To be done:
Extract the complete data exactly as given.
╭──
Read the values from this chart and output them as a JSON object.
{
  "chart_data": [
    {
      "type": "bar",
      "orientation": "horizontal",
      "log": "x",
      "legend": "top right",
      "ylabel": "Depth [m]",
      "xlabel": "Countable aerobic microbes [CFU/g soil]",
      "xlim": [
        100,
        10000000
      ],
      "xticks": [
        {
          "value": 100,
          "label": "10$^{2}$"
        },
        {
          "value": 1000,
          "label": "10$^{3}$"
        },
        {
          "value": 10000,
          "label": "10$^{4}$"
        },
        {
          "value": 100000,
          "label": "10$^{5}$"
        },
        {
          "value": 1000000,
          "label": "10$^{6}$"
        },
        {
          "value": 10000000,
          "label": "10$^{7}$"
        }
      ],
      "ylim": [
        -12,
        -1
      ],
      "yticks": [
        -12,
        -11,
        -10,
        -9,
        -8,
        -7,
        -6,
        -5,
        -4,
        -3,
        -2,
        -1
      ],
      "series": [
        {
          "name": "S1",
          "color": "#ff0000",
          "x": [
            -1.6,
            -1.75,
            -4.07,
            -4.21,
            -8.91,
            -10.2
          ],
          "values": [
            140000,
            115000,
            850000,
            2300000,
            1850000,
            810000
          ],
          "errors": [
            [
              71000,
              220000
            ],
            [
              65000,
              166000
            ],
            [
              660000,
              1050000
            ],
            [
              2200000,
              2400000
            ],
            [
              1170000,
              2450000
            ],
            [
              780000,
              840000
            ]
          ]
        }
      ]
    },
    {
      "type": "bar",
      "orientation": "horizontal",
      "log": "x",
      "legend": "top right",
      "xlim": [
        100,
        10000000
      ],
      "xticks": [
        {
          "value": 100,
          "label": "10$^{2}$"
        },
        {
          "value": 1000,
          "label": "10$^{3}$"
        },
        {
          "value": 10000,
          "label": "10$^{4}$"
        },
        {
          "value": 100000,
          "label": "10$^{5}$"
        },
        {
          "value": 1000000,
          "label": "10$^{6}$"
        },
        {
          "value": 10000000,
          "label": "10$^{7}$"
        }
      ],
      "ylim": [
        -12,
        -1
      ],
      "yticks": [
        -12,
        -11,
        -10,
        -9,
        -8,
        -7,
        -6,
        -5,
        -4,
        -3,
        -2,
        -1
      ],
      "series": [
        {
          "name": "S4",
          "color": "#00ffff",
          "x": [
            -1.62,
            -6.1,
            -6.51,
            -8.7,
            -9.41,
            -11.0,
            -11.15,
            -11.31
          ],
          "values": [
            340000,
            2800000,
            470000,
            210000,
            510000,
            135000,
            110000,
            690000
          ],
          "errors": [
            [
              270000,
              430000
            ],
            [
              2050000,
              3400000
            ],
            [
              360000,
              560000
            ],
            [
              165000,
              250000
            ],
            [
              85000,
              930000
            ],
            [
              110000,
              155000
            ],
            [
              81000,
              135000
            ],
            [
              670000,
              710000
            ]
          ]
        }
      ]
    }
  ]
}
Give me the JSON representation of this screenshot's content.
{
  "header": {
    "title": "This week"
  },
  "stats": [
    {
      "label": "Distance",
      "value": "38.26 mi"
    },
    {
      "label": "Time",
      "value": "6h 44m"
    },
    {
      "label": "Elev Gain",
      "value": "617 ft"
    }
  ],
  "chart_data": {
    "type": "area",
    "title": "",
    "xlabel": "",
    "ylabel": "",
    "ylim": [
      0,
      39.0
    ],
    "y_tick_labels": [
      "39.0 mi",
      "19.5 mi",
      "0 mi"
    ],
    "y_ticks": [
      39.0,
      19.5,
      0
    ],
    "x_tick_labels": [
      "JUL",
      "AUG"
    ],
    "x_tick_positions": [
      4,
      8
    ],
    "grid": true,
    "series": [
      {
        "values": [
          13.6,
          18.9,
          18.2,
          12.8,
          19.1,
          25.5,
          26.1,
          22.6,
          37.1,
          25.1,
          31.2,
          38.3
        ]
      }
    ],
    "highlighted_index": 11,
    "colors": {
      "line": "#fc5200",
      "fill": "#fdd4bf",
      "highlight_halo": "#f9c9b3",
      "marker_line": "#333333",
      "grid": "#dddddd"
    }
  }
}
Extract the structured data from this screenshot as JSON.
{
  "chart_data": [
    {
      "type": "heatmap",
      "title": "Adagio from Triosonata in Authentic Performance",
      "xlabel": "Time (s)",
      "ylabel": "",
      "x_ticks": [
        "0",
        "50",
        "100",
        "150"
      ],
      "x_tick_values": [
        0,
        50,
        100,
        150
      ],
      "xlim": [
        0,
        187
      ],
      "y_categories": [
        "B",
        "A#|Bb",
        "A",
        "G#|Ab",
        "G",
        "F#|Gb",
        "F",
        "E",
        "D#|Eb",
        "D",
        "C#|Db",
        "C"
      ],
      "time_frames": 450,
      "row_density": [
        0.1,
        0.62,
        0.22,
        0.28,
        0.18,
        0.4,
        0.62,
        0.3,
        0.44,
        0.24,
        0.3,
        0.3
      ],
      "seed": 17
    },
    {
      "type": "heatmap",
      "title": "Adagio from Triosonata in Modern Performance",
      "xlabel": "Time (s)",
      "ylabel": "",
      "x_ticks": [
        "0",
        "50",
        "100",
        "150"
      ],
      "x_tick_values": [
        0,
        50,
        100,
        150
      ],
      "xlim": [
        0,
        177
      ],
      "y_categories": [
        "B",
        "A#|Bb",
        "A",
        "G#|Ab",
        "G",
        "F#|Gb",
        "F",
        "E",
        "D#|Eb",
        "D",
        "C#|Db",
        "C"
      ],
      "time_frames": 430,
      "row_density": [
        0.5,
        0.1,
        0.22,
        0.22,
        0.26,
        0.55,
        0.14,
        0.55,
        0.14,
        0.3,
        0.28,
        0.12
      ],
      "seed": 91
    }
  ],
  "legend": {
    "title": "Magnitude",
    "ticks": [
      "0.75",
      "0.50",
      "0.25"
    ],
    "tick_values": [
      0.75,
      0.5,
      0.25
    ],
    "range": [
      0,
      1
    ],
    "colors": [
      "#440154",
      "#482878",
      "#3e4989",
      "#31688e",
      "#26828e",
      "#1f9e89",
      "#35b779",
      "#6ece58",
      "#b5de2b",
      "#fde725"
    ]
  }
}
╰──
Exercise solution:
Read the values from this chart and output them as a JSON object.
{
  "chart_data": [
    {
      "type": "bar",
      "orientation": "horizontal",
      "log": "x",
      "legend": "top right",
      "ylabel": "Depth [m]",
      "xlabel": "Countable aerobic microbes [CFU/g soil]",
      "xlim": [
        100,
        10000000
      ],
      "xticks": [
        {
          "value": 100,
          "label": "10$^{2}$"
        },
        {
          "value": 1000,
          "label": "10$^{3}$"
        },
        {
          "value": 10000,
          "label": "10$^{4}$"
        },
        {
          "value": 100000,
          "label": "10$^{5}$"
        },
        {
          "value": 1000000,
          "label": "10$^{6}$"
        },
        {
          "value": 10000000,
          "label": "10$^{7}$"
        }
      ],
      "ylim": [
        -12,
        -1
      ],
      "yticks": [
        -12,
        -11,
        -10,
        -9,
        -8,
        -7,
        -6,
        -5,
        -4,
        -3,
        -2,
        -1
      ],
      "series": [
        {
          "name": "S1",
          "color": "#ff0000",
          "x": [
            -1.6,
            -1.75,
            -4.07,
            -4.21,
            -8.91,
            -10.2
          ],
          "values": [
            140000,
            115000,
            850000,
            2300000,
            1850000,
            810000
          ],
          "errors": [
            [
              71000,
              220000
            ],
            [
              65000,
              166000
            ],
            [
              660000,
              1050000
            ],
            [
              2200000,
              2400000
            ],
            [
              1170000,
              2450000
            ],
            [
              780000,
              840000
            ]
          ]
        }
      ]
    },
    {
      "type": "bar",
      "orientation": "horizontal",
      "log": "x",
      "legend": "top right",
      "xlim": [
        100,
        10000000
      ],
      "xticks": [
        {
          "value": 100,
          "label": "10$^{2}$"
        },
        {
          "value": 1000,
          "label": "10$^{3}$"
        },
        {
          "value": 10000,
          "label": "10$^{4}$"
        },
        {
          "value": 100000,
          "label": "10$^{5}$"
        },
        {
          "value": 1000000,
          "label": "10$^{6}$"
        },
        {
          "value": 10000000,
          "label": "10$^{7}$"
        }
      ],
      "ylim": [
        -12,
        -1
      ],
      "yticks": [
        -12,
        -11,
        -10,
        -9,
        -8,
        -7,
        -6,
        -5,
        -4,
        -3,
        -2,
        -1
      ],
      "series": [
        {
          "name": "S4",
          "color": "#00ffff",
          "x": [
            -1.62,
            -6.1,
            -6.51,
            -8.7,
            -9.41,
            -11.0,
            -11.15,
            -11.31
          ],
          "values": [
            340000,
            2800000,
            470000,
            210000,
            510000,
            135000,
            110000,
            690000
          ],
          "errors": [
            [
              270000,
              430000
            ],
            [
              2050000,
              3400000
            ],
            [
              360000,
              560000
            ],
            [
              165000,
              250000
            ],
            [
              85000,
              930000
            ],
            [
              110000,
              155000
            ],
            [
              81000,
              135000
            ],
            [
              670000,
              710000
            ]
          ]
        }
      ]
    }
  ]
}
Give me the JSON representation of this screenshot's content.
{
  "header": {
    "title": "This week"
  },
  "stats": [
    {
      "label": "Distance",
      "value": "38.26 mi"
    },
    {
      "label": "Time",
      "value": "6h 44m"
    },
    {
      "label": "Elev Gain",
      "value": "617 ft"
    }
  ],
  "chart_data": {
    "type": "area",
    "title": "",
    "xlabel": "",
    "ylabel": "",
    "ylim": [
      0,
      39.0
    ],
    "y_tick_labels": [
      "39.0 mi",
      "19.5 mi",
      "0 mi"
    ],
    "y_ticks": [
      39.0,
      19.5,
      0
    ],
    "x_tick_labels": [
      "JUL",
      "AUG"
    ],
    "x_tick_positions": [
      4,
      8
    ],
    "grid": true,
    "series": [
      {
        "values": [
          13.6,
          18.9,
          18.2,
          12.8,
          19.1,
          25.5,
          26.1,
          22.6,
          37.1,
          25.1,
          31.2,
          38.3
        ]
      }
    ],
    "highlighted_index": 11,
    "colors": {
      "line": "#fc5200",
      "fill": "#fdd4bf",
      "highlight_halo": "#f9c9b3",
      "marker_line": "#333333",
      "grid": "#dddddd"
    }
  }
}
Extract the structured data from this screenshot as JSON.
{
  "chart_data": [
    {
      "type": "heatmap",
      "title": "Adagio from Triosonata in Authentic Performance",
      "xlabel": "Time (s)",
      "ylabel": "",
      "x_ticks": [
        "0",
        "50",
        "100",
        "150"
      ],
      "x_tick_values": [
        0,
        50,
        100,
        150
      ],
      "xlim": [
        0,
        187
      ],
      "y_categories": [
        "B",
        "A#|Bb",
        "A",
        "G#|Ab",
        "G",
        "F#|Gb",
        "F",
        "E",
        "D#|Eb",
        "D",
        "C#|Db",
        "C"
      ],
      "time_frames": 450,
      "row_density": [
        0.1,
        0.62,
        0.22,
        0.28,
        0.18,
        0.4,
        0.62,
        0.3,
        0.44,
        0.24,
        0.3,
        0.3
      ],
      "seed": 17
    },
    {
      "type": "heatmap",
      "title": "Adagio from Triosonata in Modern Performance",
      "xlabel": "Time (s)",
      "ylabel": "",
      "x_ticks": [
        "0",
        "50",
        "100",
        "150"
      ],
      "x_tick_values": [
        0,
        50,
        100,
        150
      ],
      "xlim": [
        0,
        177
      ],
      "y_categories": [
        "B",
        "A#|Bb",
        "A",
        "G#|Ab",
        "G",
        "F#|Gb",
        "F",
        "E",
        "D#|Eb",
        "D",
        "C#|Db",
        "C"
      ],
      "time_frames": 430,
      "row_density": [
        0.5,
        0.1,
        0.22,
        0.22,
        0.26,
        0.55,
        0.14,
        0.55,
        0.14,
        0.3,
        0.28,
        0.12
      ],
      "seed": 91
    }
  ],
  "legend": {
    "title": "Magnitude",
    "ticks": [
      "0.75",
      "0.50",
      "0.25"
    ],
    "tick_values": [
      0.75,
      0.5,
      0.25
    ],
    "range": [
      0,
      1
    ],
    "colors": [
      "#440154",
      "#482878",
      "#3e4989",
      "#31688e",
      "#26828e",
      "#1f9e89",
      "#35b779",
      "#6ece58",
      "#b5de2b",
      "#fde725"
    ]
  }
}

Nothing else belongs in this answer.